_Data for processing_
---+---

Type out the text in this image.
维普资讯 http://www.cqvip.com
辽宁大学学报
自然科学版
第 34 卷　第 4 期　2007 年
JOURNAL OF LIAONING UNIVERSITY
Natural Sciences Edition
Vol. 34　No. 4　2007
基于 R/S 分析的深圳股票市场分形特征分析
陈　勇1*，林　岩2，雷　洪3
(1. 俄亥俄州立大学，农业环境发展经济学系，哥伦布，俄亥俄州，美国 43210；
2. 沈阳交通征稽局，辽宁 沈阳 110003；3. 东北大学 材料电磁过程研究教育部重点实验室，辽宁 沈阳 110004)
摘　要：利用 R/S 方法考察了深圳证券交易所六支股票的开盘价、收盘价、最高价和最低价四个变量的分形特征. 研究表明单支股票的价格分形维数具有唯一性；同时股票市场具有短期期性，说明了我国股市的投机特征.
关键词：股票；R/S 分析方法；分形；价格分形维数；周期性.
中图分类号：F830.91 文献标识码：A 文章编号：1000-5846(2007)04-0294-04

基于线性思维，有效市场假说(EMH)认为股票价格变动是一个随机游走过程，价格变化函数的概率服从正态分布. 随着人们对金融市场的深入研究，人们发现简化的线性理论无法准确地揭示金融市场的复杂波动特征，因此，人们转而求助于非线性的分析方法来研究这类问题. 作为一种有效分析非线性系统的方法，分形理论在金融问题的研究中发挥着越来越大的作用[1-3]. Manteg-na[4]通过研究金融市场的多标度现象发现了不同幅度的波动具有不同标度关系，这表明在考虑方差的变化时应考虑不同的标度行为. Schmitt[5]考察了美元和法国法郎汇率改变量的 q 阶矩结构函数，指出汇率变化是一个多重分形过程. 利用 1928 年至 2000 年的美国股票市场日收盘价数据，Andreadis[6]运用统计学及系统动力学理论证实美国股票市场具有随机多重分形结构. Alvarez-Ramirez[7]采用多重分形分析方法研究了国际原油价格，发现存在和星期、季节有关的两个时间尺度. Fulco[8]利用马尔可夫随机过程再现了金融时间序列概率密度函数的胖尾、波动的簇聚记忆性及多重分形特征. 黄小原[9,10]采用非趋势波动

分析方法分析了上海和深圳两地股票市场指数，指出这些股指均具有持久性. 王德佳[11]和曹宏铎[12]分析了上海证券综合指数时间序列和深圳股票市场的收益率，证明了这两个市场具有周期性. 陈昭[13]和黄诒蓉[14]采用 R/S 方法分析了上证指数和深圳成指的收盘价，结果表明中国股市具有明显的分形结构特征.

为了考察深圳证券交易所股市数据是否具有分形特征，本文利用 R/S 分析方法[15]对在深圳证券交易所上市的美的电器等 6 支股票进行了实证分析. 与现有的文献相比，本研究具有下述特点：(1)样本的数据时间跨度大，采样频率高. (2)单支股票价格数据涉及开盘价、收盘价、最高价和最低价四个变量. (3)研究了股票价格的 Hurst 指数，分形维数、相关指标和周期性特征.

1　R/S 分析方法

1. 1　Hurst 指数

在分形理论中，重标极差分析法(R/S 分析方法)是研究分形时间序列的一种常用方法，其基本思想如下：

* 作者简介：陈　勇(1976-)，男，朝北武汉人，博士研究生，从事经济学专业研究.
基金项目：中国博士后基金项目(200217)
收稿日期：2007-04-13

---+---

Copy out each record exactly as given, omitting none.

Type out the text in this image.
维普资讯 http://www.cqvip.com
辽宁大学学报
自然科学版
第 34 卷　第 4 期　2007 年
JOURNAL OF LIAONING UNIVERSITY
Natural Sciences Edition
Vol. 34　No. 4　2007
基于 R/S 分析的深圳股票市场分形特征分析
陈　勇1*，林　岩2，雷　洪3
(1. 俄亥俄州立大学，农业环境发展经济学系，哥伦布，俄亥俄州，美国 43210；
2. 沈阳交通征稽局，辽宁 沈阳 110003；3. 东北大学 材料电磁过程研究教育部重点实验室，辽宁 沈阳 110004)
摘　要：利用 R/S 方法考察了深圳证券交易所六支股票的开盘价、收盘价、最高价和最低价四个变量的分形特征. 研究表明单支股票的价格分形维数具有唯一性；同时股票市场具有短期期性，说明了我国股市的投机特征.
关键词：股票；R/S 分析方法；分形；价格分形维数；周期性.
中图分类号：F830.91 文献标识码：A 文章编号：1000-5846(2007)04-0294-04

基于线性思维，有效市场假说(EMH)认为股票价格变动是一个随机游走过程，价格变化函数的概率服从正态分布. 随着人们对金融市场的深入研究，人们发现简化的线性理论无法准确地揭示金融市场的复杂波动特征，因此，人们转而求助于非线性的分析方法来研究这类问题. 作为一种有效分析非线性系统的方法，分形理论在金融问题的研究中发挥着越来越大的作用[1-3]. Manteg-na[4]通过研究金融市场的多标度现象发现了不同幅度的波动具有不同标度关系，这表明在考虑方差的变化时应考虑不同的标度行为. Schmitt[5]考察了美元和法国法郎汇率改变量的 q 阶矩结构函数，指出汇率变化是一个多重分形过程. 利用 1928 年至 2000 年的美国股票市场日收盘价数据，Andreadis[6]运用统计学及系统动力学理论证实美国股票市场具有随机多重分形结构. Alvarez-Ramirez[7]采用多重分形分析方法研究了国际原油价格，发现存在和星期、季节有关的两个时间尺度. Fulco[8]利用马尔可夫随机过程再现了金融时间序列概率密度函数的胖尾、波动的簇聚记忆性及多重分形特征. 黄小原[9,10]采用非趋势波动

分析方法分析了上海和深圳两地股票市场指数，指出这些股指均具有持久性. 王德佳[11]和曹宏铎[12]分析了上海证券综合指数时间序列和深圳股票市场的收益率，证明了这两个市场具有周期性. 陈昭[13]和黄诒蓉[14]采用 R/S 方法分析了上证指数和深圳成指的收盘价，结果表明中国股市具有明显的分形结构特征.

为了考察深圳证券交易所股市数据是否具有分形特征，本文利用 R/S 分析方法[15]对在深圳证券交易所上市的美的电器等 6 支股票进行了实证分析. 与现有的文献相比，本研究具有下述特点：(1)样本的数据时间跨度大，采样频率高. (2)单支股票价格数据涉及开盘价、收盘价、最高价和最低价四个变量. (3)研究了股票价格的 Hurst 指数，分形维数、相关指标和周期性特征.

1　R/S 分析方法

1. 1　Hurst 指数

在分形理论中，重标极差分析法(R/S 分析方法)是研究分形时间序列的一种常用方法，其基本思想如下：

* 作者简介：陈　勇(1976-)，男，朝北武汉人，博士研究生，从事经济学专业研究.
基金项目：中国博士后基金项目(200217)
收稿日期：2007-04-13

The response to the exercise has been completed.